**WRITTEN EXERCISE**: Output every line of the rows below without changing a single character.

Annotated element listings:
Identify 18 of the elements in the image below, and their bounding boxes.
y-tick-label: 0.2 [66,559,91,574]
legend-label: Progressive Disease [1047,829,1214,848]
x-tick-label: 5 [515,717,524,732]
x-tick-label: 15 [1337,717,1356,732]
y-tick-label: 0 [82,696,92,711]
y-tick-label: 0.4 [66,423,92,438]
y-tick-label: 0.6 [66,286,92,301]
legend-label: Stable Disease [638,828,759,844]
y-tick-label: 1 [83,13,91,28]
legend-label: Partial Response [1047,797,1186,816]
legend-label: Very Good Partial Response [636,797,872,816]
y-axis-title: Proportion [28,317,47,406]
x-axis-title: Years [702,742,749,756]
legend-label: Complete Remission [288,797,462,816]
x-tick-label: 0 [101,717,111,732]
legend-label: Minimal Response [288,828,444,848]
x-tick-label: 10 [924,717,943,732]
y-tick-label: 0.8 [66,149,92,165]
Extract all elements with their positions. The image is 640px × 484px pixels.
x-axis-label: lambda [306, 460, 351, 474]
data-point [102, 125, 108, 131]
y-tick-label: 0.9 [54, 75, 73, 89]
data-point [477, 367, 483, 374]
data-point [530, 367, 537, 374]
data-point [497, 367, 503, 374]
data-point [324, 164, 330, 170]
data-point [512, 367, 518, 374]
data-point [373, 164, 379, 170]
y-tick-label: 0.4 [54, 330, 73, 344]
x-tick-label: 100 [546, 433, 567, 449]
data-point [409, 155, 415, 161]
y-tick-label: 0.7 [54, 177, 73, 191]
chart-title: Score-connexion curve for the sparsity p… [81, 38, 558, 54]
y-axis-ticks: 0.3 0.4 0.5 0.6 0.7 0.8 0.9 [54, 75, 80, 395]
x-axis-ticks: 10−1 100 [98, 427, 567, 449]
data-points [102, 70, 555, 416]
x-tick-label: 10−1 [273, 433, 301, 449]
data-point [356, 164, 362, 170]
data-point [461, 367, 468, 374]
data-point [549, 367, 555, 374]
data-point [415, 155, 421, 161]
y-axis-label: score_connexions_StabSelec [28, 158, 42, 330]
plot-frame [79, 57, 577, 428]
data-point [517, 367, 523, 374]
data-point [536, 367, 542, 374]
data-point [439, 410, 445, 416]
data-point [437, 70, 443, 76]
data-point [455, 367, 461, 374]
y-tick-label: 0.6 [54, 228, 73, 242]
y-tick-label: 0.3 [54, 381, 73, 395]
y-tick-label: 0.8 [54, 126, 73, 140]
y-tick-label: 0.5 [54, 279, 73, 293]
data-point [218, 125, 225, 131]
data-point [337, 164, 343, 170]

**OUTPUT OF THE EXERCISE**:
Identify 18 of the elements in the image below, and their bounding boxes.
y-tick-label: 0.2 [66,559,91,574]
legend-label: Progressive Disease [1047,829,1214,848]
x-tick-label: 5 [515,717,524,732]
x-tick-label: 15 [1337,717,1356,732]
y-tick-label: 0 [82,696,92,711]
y-tick-label: 0.4 [66,423,92,438]
y-tick-label: 0.6 [66,286,92,301]
legend-label: Stable Disease [638,828,759,844]
y-tick-label: 1 [83,13,91,28]
legend-label: Partial Response [1047,797,1186,816]
legend-label: Very Good Partial Response [636,797,872,816]
y-axis-title: Proportion [28,317,47,406]
x-axis-title: Years [702,742,749,756]
legend-label: Complete Remission [288,797,462,816]
x-tick-label: 0 [101,717,111,732]
legend-label: Minimal Response [288,828,444,848]
x-tick-label: 10 [924,717,943,732]
y-tick-label: 0.8 [66,149,92,165]
Extract all elements with their positions. The image is 640px × 484px pixels.
x-axis-label: lambda [306, 460, 351, 474]
data-point [102, 125, 108, 131]
y-tick-label: 0.9 [54, 75, 73, 89]
data-point [477, 367, 483, 374]
data-point [530, 367, 537, 374]
data-point [497, 367, 503, 374]
data-point [324, 164, 330, 170]
data-point [512, 367, 518, 374]
data-point [373, 164, 379, 170]
y-tick-label: 0.4 [54, 330, 73, 344]
x-tick-label: 100 [546, 433, 567, 449]
data-point [409, 155, 415, 161]
y-tick-label: 0.7 [54, 177, 73, 191]
chart-title: Score-connexion curve for the sparsity p… [81, 38, 558, 54]
y-axis-ticks: 0.3 0.4 0.5 0.6 0.7 0.8 0.9 [54, 75, 80, 395]
x-axis-ticks: 10−1 100 [98, 427, 567, 449]
data-points [102, 70, 555, 416]
x-tick-label: 10−1 [273, 433, 301, 449]
data-point [356, 164, 362, 170]
data-point [461, 367, 468, 374]
data-point [549, 367, 555, 374]
data-point [415, 155, 421, 161]
y-axis-label: score_connexions_StabSelec [28, 158, 42, 330]
plot-frame [79, 57, 577, 428]
data-point [517, 367, 523, 374]
data-point [536, 367, 542, 374]
data-point [439, 410, 445, 416]
data-point [437, 70, 443, 76]
data-point [455, 367, 461, 374]
y-tick-label: 0.6 [54, 228, 73, 242]
y-tick-label: 0.3 [54, 381, 73, 395]
y-tick-label: 0.8 [54, 126, 73, 140]
y-tick-label: 0.5 [54, 279, 73, 293]
data-point [218, 125, 225, 131]
data-point [337, 164, 343, 170]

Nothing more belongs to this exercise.